- INSTRUCTIONS FOR THE TASK: Pull out every line in the data that has the string "Metzgermeister" in it.

- DATA PROVIDED:
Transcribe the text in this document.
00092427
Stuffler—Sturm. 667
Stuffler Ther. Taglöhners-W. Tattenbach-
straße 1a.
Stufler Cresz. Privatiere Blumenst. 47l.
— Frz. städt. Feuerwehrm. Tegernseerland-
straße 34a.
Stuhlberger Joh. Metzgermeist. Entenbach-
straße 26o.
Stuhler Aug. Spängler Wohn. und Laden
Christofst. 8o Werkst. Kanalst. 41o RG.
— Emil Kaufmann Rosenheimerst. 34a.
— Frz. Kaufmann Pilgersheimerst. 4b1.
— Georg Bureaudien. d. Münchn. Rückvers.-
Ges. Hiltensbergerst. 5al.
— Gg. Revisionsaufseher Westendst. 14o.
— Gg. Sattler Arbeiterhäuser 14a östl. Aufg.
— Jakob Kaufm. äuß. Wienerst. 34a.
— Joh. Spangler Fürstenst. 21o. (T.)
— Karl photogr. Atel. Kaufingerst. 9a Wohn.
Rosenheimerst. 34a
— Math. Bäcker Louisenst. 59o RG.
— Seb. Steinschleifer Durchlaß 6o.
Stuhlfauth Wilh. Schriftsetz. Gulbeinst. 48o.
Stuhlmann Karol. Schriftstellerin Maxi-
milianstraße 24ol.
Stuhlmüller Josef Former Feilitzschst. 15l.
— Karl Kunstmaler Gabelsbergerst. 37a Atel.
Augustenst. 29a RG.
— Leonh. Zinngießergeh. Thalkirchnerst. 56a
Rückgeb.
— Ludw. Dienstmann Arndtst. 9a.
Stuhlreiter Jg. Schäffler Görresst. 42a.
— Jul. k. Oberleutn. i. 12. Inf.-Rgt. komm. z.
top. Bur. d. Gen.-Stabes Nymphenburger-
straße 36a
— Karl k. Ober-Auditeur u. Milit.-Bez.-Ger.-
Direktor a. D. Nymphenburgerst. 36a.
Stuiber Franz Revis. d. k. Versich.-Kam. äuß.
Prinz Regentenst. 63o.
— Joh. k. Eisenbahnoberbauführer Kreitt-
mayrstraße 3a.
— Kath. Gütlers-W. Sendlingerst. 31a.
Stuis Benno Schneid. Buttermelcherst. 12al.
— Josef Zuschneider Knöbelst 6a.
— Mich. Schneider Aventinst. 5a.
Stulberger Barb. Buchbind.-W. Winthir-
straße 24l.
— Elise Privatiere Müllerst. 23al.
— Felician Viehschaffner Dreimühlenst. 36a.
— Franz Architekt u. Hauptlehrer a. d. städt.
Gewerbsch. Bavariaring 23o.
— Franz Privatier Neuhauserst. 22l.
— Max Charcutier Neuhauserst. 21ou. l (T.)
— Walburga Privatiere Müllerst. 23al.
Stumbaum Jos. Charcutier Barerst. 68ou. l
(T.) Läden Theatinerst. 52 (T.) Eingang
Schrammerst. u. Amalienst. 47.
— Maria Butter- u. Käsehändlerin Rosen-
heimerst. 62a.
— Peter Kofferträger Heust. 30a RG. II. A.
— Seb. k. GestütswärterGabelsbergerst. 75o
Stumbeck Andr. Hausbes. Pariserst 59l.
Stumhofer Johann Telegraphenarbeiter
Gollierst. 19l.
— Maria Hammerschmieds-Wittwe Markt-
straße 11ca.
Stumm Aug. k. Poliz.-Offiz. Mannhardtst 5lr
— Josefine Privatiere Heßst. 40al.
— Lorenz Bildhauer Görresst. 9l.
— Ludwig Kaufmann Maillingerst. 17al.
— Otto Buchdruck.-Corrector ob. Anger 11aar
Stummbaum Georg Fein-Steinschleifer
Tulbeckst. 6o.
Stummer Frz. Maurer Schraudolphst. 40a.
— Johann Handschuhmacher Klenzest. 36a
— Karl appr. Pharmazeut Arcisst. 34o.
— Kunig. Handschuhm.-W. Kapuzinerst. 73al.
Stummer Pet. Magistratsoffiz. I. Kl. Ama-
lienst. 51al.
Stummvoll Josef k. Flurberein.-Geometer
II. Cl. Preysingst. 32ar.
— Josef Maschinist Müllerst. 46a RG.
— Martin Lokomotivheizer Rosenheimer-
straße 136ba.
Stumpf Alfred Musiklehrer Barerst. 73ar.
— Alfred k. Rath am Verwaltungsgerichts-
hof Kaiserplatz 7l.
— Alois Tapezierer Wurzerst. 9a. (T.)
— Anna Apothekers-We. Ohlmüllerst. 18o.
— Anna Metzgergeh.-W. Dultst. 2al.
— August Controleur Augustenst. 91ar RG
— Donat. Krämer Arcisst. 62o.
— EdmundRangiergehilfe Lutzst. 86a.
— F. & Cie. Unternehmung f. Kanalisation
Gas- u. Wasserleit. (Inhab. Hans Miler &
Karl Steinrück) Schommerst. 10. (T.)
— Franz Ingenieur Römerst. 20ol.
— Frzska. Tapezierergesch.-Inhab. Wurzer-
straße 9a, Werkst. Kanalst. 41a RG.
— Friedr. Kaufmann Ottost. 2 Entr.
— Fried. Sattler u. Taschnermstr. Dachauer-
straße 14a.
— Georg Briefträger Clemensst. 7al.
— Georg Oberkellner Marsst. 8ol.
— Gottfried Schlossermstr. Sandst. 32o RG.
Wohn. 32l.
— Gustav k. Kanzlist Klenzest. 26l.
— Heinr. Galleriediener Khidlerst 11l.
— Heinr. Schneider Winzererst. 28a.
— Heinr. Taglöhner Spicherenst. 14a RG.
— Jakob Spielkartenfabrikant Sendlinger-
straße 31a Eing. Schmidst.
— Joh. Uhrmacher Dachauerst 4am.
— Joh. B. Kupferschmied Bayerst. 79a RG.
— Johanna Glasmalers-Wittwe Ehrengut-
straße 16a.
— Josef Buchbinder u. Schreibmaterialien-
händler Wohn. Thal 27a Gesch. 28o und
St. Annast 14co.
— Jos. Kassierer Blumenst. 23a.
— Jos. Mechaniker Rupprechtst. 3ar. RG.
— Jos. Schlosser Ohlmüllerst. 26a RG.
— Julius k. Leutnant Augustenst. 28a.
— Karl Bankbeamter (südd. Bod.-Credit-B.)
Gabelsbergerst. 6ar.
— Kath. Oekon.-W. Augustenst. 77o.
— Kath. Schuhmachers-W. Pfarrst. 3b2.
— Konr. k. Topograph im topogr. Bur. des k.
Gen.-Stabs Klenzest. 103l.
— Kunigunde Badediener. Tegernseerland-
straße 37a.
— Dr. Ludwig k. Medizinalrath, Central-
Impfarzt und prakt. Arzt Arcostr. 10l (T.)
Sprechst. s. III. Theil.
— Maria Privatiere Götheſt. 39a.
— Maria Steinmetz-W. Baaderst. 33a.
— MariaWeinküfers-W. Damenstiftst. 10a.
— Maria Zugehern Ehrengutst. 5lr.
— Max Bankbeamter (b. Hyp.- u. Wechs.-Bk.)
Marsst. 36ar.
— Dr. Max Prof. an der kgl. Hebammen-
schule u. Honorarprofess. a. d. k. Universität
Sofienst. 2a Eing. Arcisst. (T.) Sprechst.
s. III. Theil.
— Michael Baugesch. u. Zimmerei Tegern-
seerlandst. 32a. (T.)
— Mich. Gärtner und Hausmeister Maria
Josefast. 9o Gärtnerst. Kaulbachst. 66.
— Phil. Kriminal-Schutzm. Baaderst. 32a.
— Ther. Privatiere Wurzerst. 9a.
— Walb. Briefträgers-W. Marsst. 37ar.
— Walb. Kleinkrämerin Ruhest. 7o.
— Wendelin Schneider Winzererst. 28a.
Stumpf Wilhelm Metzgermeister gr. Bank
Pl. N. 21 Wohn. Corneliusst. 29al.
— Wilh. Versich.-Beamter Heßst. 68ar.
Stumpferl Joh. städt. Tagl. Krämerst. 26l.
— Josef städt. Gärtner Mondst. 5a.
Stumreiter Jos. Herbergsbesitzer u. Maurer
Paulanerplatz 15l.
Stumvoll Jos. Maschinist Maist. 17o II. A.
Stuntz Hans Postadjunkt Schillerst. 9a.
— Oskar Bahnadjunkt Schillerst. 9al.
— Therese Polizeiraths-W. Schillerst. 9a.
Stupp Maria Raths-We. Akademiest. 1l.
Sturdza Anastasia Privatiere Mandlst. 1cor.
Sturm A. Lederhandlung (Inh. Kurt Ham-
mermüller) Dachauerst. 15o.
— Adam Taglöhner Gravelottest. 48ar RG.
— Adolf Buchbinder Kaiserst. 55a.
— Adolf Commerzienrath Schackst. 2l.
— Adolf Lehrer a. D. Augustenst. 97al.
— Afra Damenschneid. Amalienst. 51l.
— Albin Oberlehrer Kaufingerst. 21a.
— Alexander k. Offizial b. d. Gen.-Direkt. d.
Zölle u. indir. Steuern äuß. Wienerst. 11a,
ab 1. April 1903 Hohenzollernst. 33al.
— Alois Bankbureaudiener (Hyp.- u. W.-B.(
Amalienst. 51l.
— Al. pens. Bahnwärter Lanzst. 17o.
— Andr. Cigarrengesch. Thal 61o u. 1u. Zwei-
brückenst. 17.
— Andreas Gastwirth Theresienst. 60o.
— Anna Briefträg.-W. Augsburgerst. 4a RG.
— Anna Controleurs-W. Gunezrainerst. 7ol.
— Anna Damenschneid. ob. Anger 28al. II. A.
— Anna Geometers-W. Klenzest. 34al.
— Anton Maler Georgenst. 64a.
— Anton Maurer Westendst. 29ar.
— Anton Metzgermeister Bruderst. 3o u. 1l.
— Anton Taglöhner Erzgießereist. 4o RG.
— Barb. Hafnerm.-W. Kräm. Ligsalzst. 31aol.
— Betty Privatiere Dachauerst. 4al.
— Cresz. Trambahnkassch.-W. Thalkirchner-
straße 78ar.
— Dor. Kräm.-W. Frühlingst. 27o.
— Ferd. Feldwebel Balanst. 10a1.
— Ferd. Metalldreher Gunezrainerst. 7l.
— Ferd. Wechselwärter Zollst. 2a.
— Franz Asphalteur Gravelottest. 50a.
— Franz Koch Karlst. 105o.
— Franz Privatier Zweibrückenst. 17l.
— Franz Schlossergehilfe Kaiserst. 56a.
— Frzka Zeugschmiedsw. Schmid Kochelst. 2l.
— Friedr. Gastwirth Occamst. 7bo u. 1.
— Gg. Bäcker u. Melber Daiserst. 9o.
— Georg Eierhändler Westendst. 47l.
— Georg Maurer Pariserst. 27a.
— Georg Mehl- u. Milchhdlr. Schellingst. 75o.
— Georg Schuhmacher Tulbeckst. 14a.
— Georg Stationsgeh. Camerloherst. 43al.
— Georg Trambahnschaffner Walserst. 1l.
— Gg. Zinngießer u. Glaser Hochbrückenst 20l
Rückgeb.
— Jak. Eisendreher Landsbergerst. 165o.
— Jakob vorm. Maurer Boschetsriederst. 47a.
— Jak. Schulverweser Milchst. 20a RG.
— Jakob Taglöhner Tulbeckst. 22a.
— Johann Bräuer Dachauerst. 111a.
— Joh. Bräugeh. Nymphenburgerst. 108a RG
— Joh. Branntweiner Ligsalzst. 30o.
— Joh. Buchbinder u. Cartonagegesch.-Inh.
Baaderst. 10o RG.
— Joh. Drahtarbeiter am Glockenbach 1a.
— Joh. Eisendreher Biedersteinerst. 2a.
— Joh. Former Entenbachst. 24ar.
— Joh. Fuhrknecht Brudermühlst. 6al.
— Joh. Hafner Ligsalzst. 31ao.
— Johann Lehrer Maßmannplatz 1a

- RESPONSE TO THE TASK:
Stumpf Wilhelm Metzgermeister gr. Bank
— Anton Metzgermeister Bruderst. 3o u. 1l.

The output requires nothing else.